Given exercise>
Select lines where the word "image" appears.
* * *
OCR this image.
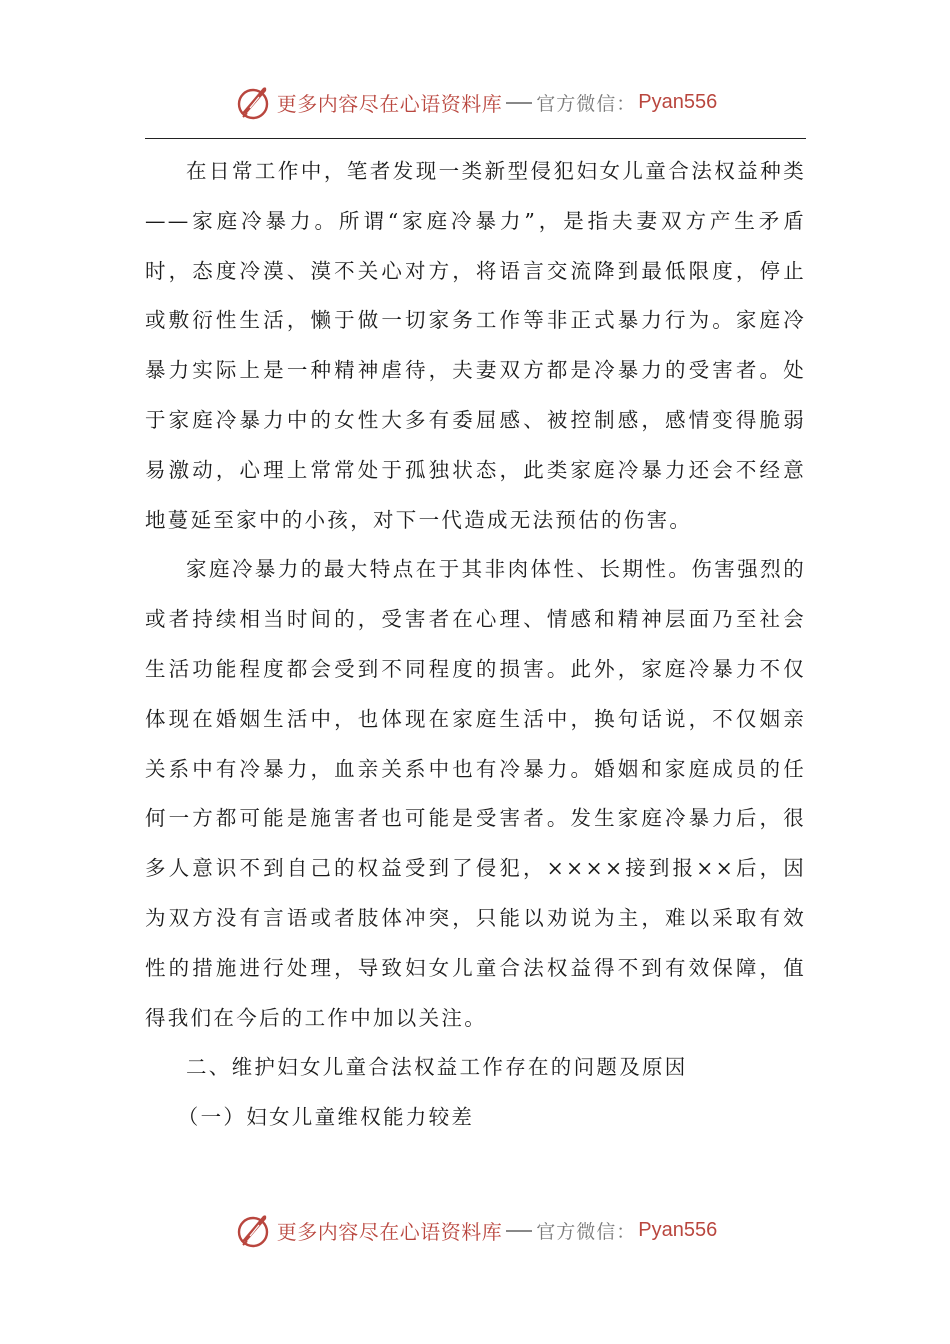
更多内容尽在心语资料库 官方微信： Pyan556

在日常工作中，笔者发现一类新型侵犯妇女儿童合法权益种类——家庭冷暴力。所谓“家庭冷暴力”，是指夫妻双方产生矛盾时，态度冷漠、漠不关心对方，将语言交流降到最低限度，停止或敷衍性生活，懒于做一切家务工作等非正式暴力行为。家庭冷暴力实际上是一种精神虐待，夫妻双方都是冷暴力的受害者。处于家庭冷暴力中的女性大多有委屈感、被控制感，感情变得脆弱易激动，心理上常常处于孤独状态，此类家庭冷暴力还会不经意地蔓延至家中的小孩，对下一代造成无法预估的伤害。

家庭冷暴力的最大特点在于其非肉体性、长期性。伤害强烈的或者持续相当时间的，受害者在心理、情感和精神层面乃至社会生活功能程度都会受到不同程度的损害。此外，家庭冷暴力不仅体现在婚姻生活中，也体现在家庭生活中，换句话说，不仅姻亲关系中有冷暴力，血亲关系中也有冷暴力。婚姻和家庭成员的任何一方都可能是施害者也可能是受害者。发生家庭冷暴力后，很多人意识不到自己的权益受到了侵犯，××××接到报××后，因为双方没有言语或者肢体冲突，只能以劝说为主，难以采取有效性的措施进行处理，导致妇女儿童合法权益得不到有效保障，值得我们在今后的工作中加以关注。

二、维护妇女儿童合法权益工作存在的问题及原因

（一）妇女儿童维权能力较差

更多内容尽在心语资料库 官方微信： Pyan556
* * *
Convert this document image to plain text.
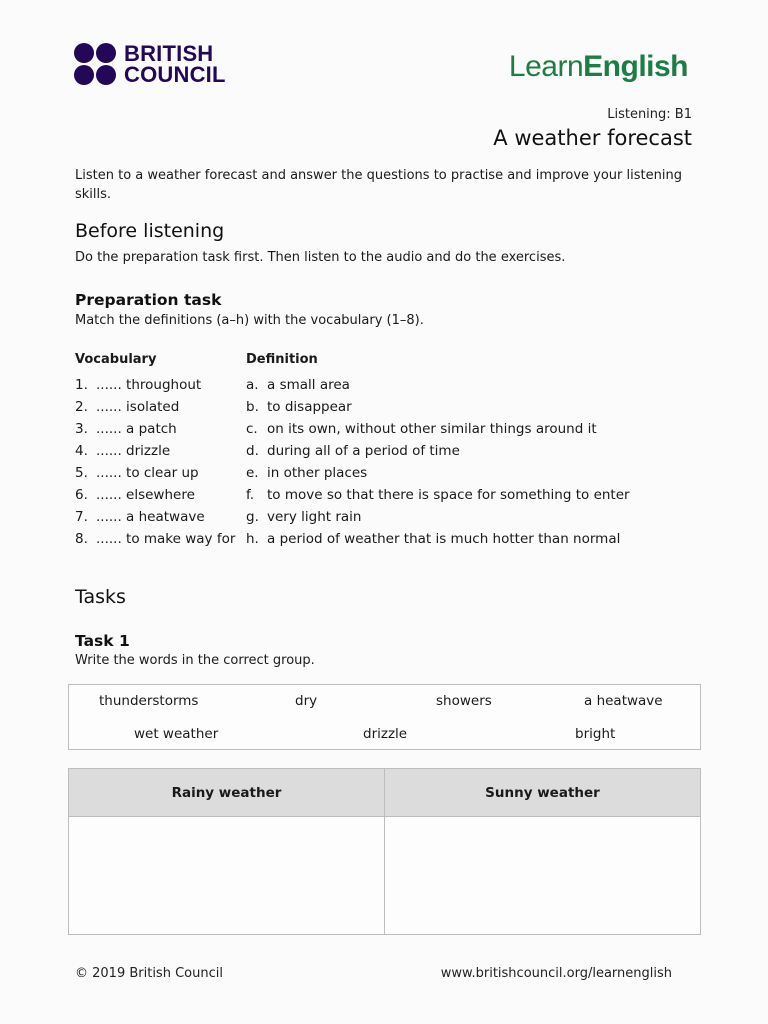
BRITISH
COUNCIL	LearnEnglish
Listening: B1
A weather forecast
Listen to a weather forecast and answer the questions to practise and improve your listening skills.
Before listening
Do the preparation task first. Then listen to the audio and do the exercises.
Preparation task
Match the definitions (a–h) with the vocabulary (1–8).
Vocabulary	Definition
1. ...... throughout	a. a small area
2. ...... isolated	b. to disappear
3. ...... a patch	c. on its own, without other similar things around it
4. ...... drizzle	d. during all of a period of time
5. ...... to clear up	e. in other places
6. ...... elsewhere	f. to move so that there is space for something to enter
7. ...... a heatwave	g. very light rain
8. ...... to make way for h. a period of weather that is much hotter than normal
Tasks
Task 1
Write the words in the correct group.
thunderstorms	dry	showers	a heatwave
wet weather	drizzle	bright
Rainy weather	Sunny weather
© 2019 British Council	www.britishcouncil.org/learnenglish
* * *
Exercise output>
OCR this image.
Convert this document image to plain text.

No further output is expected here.